## EXERCISE AIM
State how many lines of the records contain the string "JSON". Give the number alone.

## PROVIDED ENTRIES
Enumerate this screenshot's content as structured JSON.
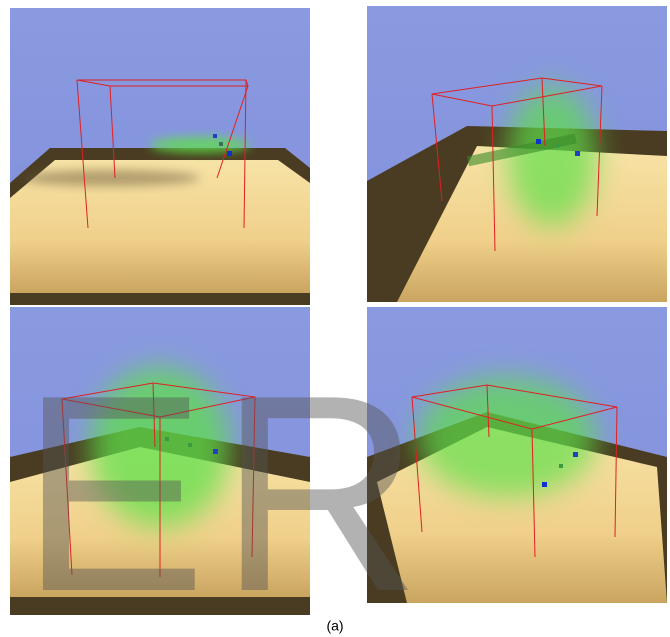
{
  "figure": {
    "caption": "(a)",
    "watermark": "ER"
  }
}
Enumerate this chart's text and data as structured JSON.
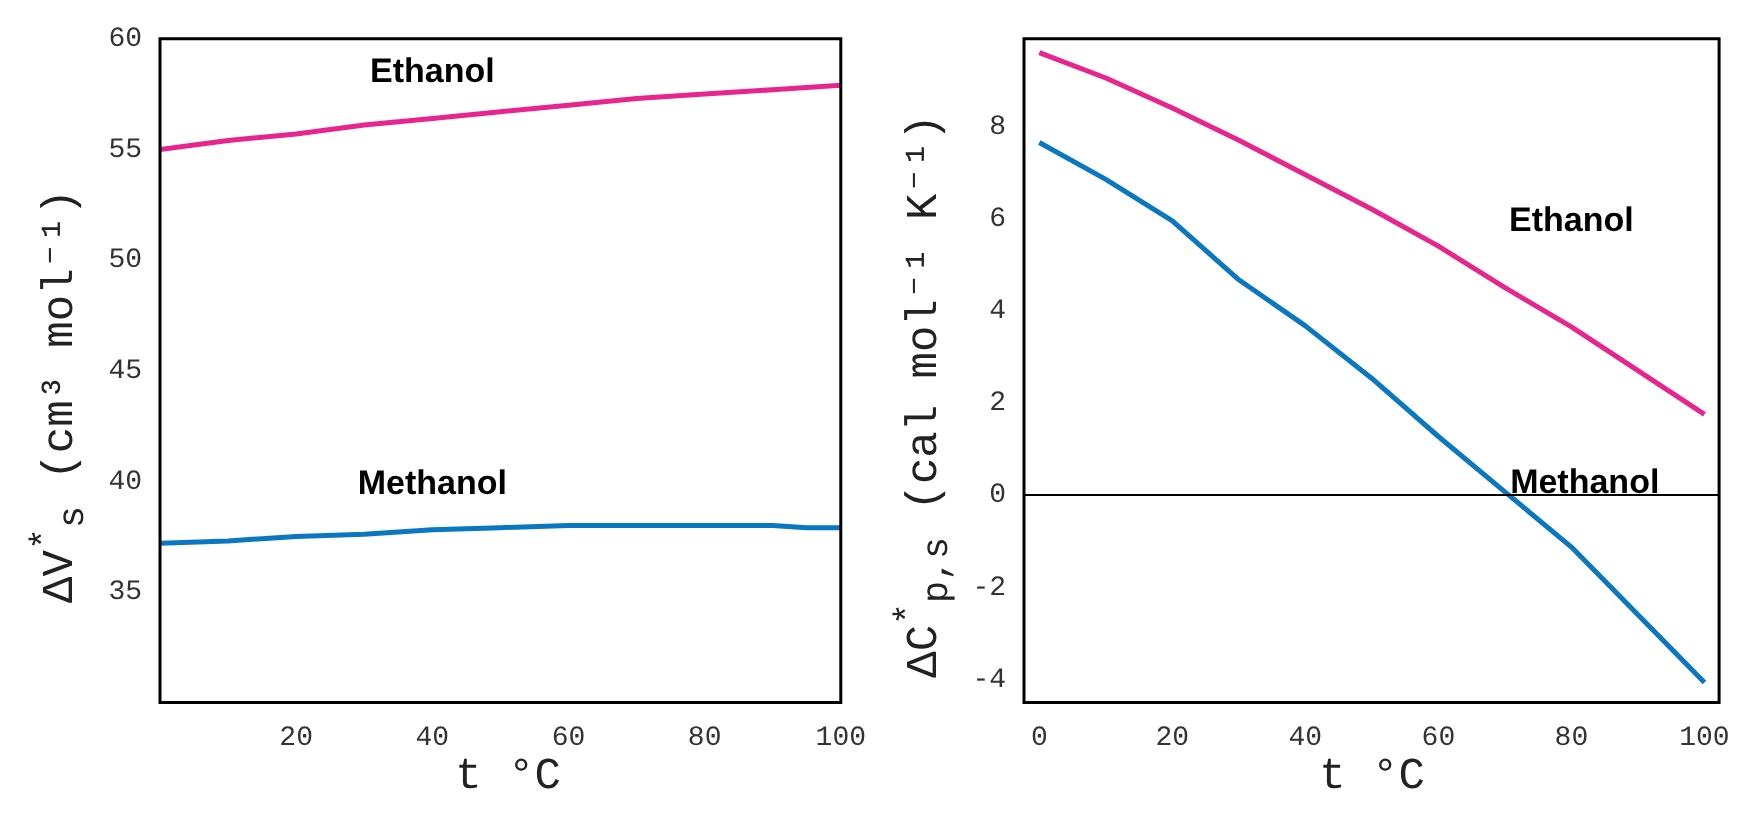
{
  "chart_data": [
    {
      "type": "line",
      "xlabel": "t °C",
      "ylabel": "ΔV$^{*}$$_{s}$ (cm³ mol⁻¹)",
      "x": [
        0,
        10,
        20,
        30,
        40,
        50,
        60,
        70,
        80,
        90,
        95,
        100
      ],
      "xlim": [
        0,
        100
      ],
      "xticks": [
        20,
        40,
        60,
        80,
        100
      ],
      "ylim": [
        30,
        60
      ],
      "yticks": [
        35,
        40,
        45,
        50,
        55,
        60
      ],
      "grid": false,
      "marker": "none",
      "series": [
        {
          "name": "Ethanol",
          "color": "#e8258f",
          "values": [
            55.0,
            55.4,
            55.7,
            56.1,
            56.4,
            56.7,
            57.0,
            57.3,
            57.5,
            57.7,
            57.8,
            57.9
          ]
        },
        {
          "name": "Methanol",
          "color": "#0a78c0",
          "values": [
            37.2,
            37.3,
            37.5,
            37.6,
            37.8,
            37.9,
            38.0,
            38.0,
            38.0,
            38.0,
            37.9,
            37.9
          ]
        }
      ]
    },
    {
      "type": "line",
      "xlabel": "t °C",
      "ylabel": "ΔC$^{*}$$_{p,s}$ (cal mol⁻¹ K⁻¹)",
      "x": [
        0,
        10,
        20,
        30,
        40,
        50,
        60,
        70,
        80,
        90,
        100
      ],
      "xlim": [
        -2.3,
        102.2
      ],
      "xticks": [
        0,
        20,
        40,
        60,
        80,
        100
      ],
      "ylim": [
        -4.5,
        9.9
      ],
      "yticks": [
        -4,
        -2,
        0,
        2,
        4,
        6,
        8
      ],
      "grid": false,
      "marker": "none",
      "ref_lines": [
        {
          "axis": "y",
          "value": 0,
          "color": "#000000"
        }
      ],
      "series": [
        {
          "name": "Ethanol",
          "color": "#e8258f",
          "values": [
            9.6,
            9.05,
            8.4,
            7.7,
            6.95,
            6.2,
            5.4,
            4.5,
            3.65,
            2.7,
            1.75
          ]
        },
        {
          "name": "Methanol",
          "color": "#0a78c0",
          "values": [
            7.65,
            6.85,
            5.95,
            4.67,
            3.67,
            2.53,
            1.27,
            0.07,
            -1.13,
            -2.6,
            -4.07
          ]
        }
      ]
    }
  ]
}
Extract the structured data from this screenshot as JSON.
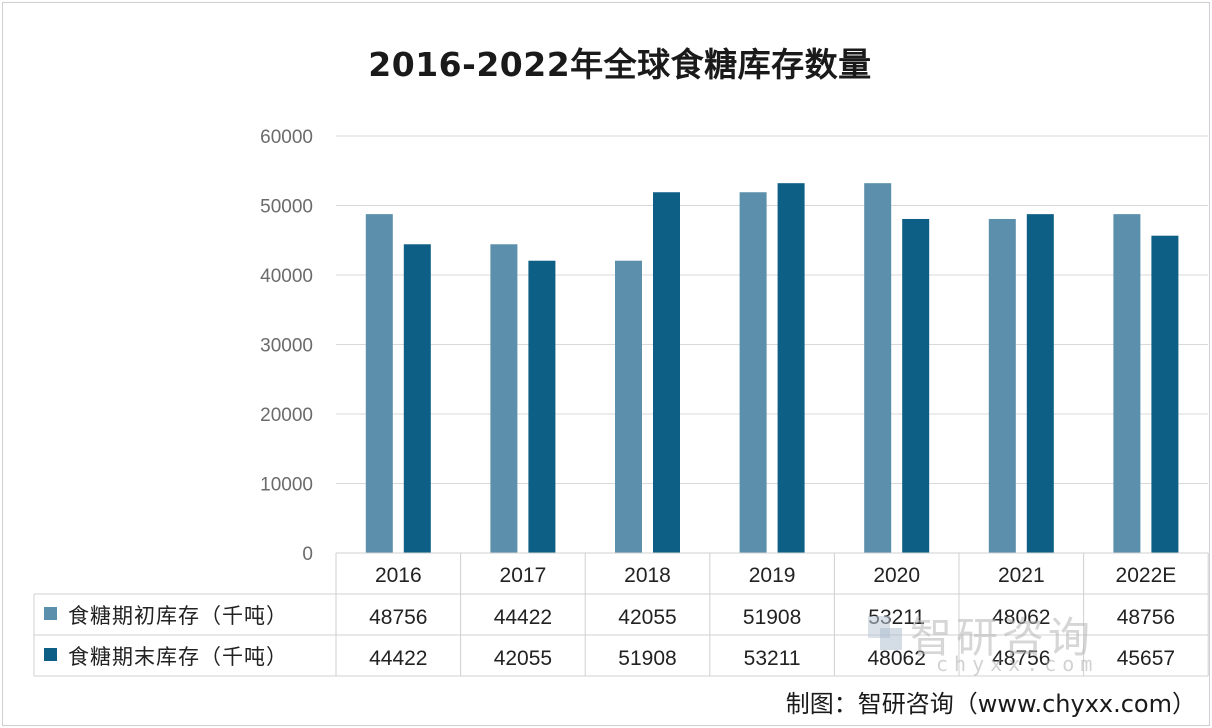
{
  "chart_data": {
    "type": "bar",
    "title": "2016-2022年全球食糖库存数量",
    "categories": [
      "2016",
      "2017",
      "2018",
      "2019",
      "2020",
      "2021",
      "2022E"
    ],
    "series": [
      {
        "name": "食糖期初库存（千吨）",
        "color": "#5b8fab",
        "values": [
          48756,
          44422,
          42055,
          51908,
          53211,
          48062,
          48756
        ]
      },
      {
        "name": "食糖期末库存（千吨）",
        "color": "#0d5f86",
        "values": [
          44422,
          42055,
          51908,
          53211,
          48062,
          48756,
          45657
        ]
      }
    ],
    "ylim": [
      0,
      60000
    ],
    "yticks": [
      "0",
      "10000",
      "20000",
      "30000",
      "40000",
      "50000",
      "60000"
    ],
    "grid": true,
    "legend": "data-table",
    "data_table": true
  },
  "watermark": {
    "text": "智研咨询",
    "sub": "chyxx.com"
  },
  "credit": "制图：智研咨询（www.chyxx.com）"
}
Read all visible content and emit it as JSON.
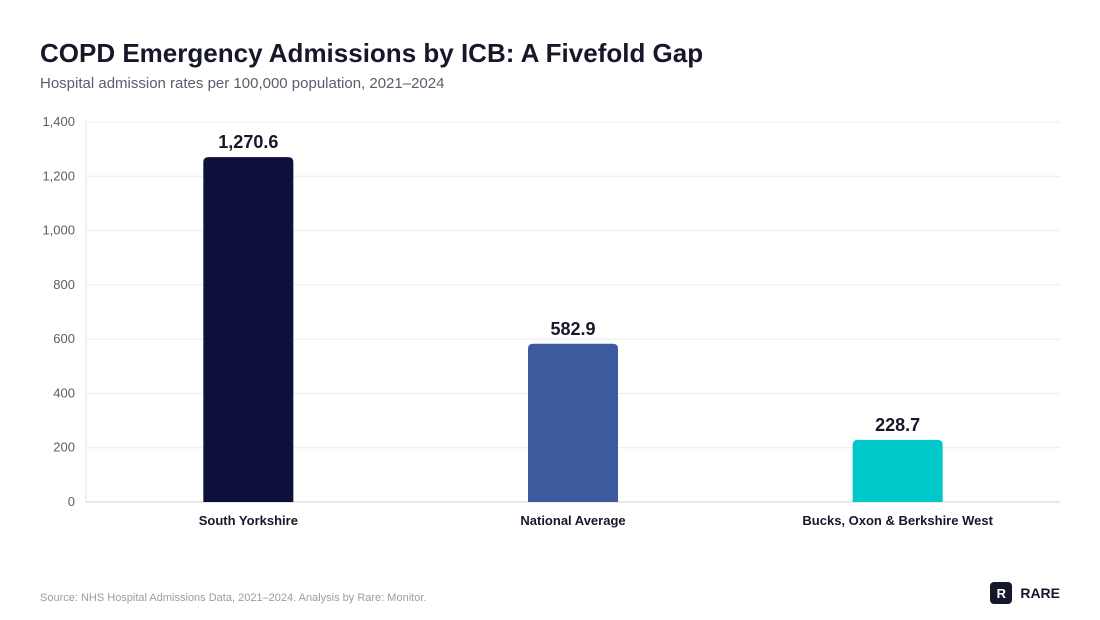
{
  "header": {
    "title": "COPD Emergency Admissions by ICB: A Fivefold Gap",
    "subtitle": "Hospital admission rates per 100,000 population, 2021–2024"
  },
  "footer": {
    "source": "Source: NHS Hospital Admissions Data, 2021–2024. Analysis by Rare: Monitor.",
    "brand_mark": "R",
    "brand_name": "RARE"
  },
  "chart_data": {
    "type": "bar",
    "title": "COPD Emergency Admissions by ICB: A Fivefold Gap",
    "subtitle": "Hospital admission rates per 100,000 population, 2021–2024",
    "categories": [
      "South Yorkshire",
      "National Average",
      "Bucks, Oxon & Berkshire West"
    ],
    "values": [
      1270.6,
      582.9,
      228.7
    ],
    "value_labels": [
      "1,270.6",
      "582.9",
      "228.7"
    ],
    "colors": [
      "#0f0f3d",
      "#3d5a9e",
      "#00c8c8"
    ],
    "ylim": [
      0,
      1400
    ],
    "yticks": [
      0,
      200,
      400,
      600,
      800,
      1000,
      1200,
      1400
    ],
    "ytick_labels": [
      "0",
      "200",
      "400",
      "600",
      "800",
      "1,000",
      "1,200",
      "1,400"
    ],
    "xlabel": "",
    "ylabel": "",
    "grid": true,
    "legend": "none"
  }
}
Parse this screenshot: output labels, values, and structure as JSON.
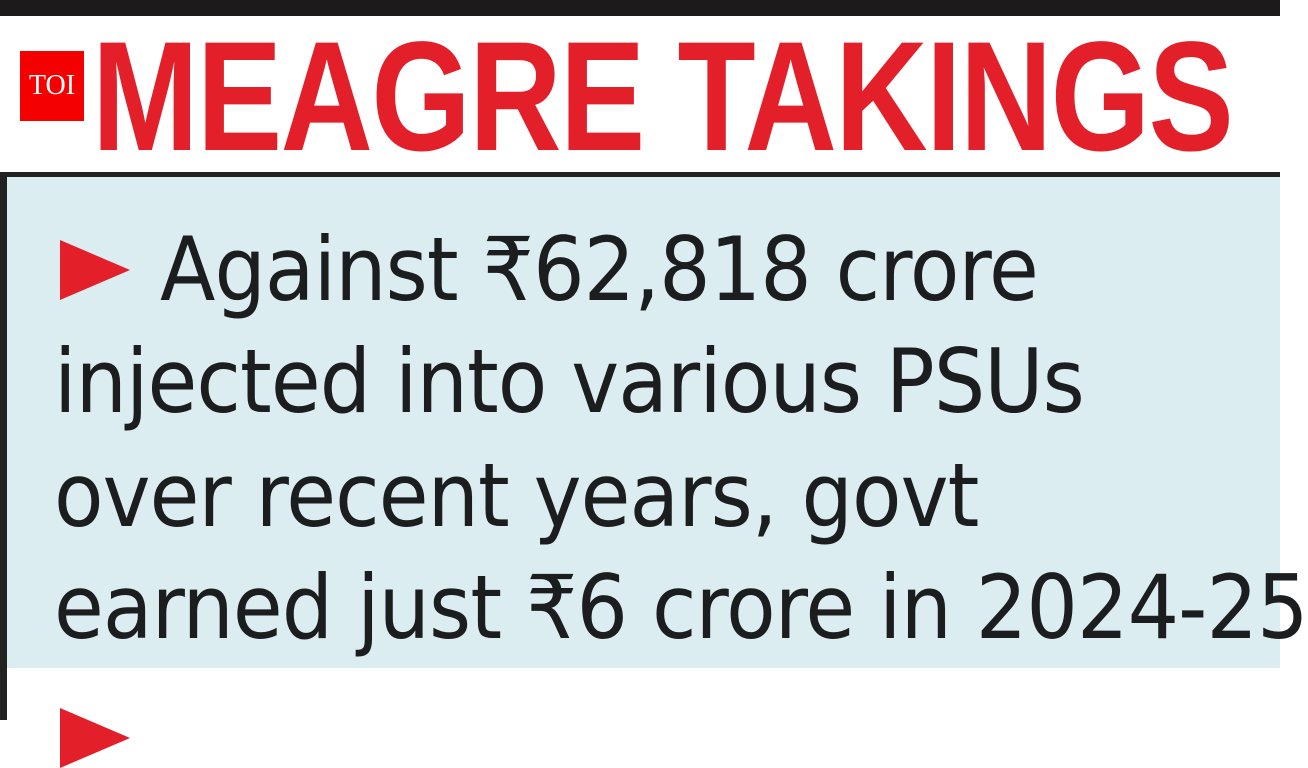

## CORRECT RESULT
5